═════ Input material ═════

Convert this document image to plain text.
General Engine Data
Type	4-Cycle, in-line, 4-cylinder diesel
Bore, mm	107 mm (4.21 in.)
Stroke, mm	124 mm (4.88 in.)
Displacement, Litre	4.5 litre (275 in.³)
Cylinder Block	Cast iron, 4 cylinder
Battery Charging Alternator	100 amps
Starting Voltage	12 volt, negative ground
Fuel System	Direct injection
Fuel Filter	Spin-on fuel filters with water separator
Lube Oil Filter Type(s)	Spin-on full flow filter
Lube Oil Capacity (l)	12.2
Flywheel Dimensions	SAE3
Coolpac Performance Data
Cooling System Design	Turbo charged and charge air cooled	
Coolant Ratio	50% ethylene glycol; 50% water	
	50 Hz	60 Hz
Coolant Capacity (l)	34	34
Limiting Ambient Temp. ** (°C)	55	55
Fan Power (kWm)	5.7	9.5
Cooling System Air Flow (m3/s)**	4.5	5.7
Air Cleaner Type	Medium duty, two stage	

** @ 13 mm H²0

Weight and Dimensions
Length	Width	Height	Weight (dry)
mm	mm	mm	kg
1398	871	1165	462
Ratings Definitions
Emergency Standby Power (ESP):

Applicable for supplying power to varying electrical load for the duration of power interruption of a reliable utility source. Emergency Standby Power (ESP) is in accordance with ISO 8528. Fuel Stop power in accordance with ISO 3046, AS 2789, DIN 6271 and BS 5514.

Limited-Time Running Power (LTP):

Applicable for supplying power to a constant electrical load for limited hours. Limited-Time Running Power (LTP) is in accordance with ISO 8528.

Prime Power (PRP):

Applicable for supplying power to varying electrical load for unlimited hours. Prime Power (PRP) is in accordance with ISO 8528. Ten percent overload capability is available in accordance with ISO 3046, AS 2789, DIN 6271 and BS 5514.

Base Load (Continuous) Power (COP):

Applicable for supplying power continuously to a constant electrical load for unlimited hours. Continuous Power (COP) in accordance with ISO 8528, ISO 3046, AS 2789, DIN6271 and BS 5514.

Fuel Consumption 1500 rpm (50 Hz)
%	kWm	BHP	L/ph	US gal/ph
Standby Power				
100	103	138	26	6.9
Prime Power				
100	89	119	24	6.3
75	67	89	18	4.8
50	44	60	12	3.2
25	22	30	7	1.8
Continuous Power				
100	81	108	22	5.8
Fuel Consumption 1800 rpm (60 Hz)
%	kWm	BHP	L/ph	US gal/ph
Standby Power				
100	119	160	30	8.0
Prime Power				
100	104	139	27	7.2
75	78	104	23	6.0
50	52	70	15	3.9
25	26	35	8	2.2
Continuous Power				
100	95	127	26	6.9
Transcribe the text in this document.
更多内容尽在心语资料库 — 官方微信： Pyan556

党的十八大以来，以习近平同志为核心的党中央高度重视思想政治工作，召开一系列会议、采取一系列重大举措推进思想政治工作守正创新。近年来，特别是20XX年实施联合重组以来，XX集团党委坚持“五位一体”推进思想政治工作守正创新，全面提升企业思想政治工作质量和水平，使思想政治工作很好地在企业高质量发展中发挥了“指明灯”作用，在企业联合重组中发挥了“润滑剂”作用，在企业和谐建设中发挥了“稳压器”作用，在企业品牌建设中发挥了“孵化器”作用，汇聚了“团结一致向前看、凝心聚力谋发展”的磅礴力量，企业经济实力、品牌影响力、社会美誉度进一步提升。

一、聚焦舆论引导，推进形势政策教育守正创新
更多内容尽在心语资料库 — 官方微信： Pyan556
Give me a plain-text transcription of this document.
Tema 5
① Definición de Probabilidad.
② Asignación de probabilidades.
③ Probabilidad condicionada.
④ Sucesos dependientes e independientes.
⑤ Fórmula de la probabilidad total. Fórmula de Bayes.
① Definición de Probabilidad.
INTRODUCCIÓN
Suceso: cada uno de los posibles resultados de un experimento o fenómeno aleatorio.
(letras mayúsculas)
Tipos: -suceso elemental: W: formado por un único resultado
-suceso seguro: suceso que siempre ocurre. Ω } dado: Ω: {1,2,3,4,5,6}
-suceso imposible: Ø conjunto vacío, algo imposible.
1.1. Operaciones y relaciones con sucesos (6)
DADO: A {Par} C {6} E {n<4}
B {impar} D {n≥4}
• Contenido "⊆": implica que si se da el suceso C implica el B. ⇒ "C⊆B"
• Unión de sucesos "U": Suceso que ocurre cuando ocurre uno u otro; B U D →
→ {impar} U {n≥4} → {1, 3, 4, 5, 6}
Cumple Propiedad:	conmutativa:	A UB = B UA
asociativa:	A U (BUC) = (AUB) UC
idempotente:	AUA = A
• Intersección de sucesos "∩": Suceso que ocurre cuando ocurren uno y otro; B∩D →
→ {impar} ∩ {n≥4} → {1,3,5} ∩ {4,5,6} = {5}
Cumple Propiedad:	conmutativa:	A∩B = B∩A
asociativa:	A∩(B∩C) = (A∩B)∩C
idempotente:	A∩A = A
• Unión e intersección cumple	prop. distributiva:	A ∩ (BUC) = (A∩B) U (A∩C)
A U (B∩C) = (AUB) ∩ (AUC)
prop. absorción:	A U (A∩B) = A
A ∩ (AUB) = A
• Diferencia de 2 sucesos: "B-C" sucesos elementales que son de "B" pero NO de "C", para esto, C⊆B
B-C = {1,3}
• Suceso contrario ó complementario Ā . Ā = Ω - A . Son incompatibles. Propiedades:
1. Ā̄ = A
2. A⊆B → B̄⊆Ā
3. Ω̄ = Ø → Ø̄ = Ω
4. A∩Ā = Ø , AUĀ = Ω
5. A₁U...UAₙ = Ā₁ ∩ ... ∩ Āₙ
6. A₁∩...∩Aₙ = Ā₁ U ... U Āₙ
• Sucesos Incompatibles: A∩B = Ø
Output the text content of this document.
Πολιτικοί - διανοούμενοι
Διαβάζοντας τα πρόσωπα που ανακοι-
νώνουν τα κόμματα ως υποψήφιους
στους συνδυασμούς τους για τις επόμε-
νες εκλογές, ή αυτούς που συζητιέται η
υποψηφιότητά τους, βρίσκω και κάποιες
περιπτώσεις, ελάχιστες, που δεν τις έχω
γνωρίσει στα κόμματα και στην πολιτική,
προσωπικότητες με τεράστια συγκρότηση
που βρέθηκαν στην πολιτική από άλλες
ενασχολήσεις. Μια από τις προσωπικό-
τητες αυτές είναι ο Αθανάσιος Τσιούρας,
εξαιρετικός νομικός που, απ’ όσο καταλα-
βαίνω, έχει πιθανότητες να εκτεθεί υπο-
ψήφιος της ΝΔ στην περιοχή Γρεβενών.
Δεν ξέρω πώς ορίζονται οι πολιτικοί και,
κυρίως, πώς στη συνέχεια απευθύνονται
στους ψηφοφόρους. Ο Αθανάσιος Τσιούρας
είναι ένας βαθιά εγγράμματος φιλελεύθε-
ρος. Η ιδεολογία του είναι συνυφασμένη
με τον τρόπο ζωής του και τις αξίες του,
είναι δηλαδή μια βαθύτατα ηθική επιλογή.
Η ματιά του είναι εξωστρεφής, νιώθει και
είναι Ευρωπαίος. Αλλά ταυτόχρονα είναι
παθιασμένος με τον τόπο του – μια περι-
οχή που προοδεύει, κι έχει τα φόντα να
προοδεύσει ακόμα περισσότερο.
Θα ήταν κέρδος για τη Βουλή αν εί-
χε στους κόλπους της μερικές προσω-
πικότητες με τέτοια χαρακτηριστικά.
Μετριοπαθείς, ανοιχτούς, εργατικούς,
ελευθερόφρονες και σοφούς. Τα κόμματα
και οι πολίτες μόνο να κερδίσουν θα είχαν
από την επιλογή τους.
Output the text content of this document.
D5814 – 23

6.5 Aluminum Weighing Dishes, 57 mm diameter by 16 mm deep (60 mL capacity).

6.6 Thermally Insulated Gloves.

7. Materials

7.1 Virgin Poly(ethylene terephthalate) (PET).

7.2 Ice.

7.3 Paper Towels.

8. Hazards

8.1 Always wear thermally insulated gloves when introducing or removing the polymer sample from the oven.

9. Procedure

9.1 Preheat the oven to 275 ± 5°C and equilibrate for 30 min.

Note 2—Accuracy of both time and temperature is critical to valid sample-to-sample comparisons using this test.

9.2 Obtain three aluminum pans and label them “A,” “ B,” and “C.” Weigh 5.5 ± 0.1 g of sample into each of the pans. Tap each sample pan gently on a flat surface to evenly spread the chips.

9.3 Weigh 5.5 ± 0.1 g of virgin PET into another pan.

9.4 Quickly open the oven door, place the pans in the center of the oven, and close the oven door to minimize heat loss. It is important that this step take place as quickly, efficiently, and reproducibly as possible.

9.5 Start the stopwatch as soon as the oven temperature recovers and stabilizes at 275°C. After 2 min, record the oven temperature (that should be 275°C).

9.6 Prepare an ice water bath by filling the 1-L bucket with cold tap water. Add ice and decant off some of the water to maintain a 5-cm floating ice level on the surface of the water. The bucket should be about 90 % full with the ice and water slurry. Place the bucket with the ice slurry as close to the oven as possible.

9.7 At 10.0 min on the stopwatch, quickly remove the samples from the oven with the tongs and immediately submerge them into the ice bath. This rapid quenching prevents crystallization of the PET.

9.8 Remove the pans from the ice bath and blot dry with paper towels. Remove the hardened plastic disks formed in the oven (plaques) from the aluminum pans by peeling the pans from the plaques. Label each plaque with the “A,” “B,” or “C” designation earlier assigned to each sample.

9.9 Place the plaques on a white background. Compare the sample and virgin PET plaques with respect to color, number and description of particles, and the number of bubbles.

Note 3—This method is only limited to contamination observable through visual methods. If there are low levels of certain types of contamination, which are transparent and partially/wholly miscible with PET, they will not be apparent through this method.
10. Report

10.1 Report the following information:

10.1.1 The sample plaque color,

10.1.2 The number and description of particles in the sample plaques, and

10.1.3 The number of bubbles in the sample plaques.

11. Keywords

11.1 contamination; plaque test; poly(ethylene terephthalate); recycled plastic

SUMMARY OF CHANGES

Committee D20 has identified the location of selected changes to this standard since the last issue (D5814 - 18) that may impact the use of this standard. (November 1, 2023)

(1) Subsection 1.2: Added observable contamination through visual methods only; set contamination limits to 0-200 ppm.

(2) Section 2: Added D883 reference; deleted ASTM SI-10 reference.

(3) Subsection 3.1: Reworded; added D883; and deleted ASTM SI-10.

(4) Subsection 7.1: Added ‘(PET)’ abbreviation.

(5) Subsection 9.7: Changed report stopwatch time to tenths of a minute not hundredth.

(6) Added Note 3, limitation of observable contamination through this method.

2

═════

Look through the entries above and report each line where the string "possible" occurs.

_Response below:_
9.4 Quickly open the oven door, place the pans in the center of the oven, and close the oven door to minimize heat loss. It is important that this step take place as quickly, efficiently, and reproducibly as possible.
9.6 Prepare an ice water bath by filling the 1-L bucket with cold tap water. Add ice and decant off some of the water to maintain a 5-cm floating ice level on the surface of the water. The bucket should be about 90 % full with the ice and water slurry. Place the bucket with the ice slurry as close to the oven as possible.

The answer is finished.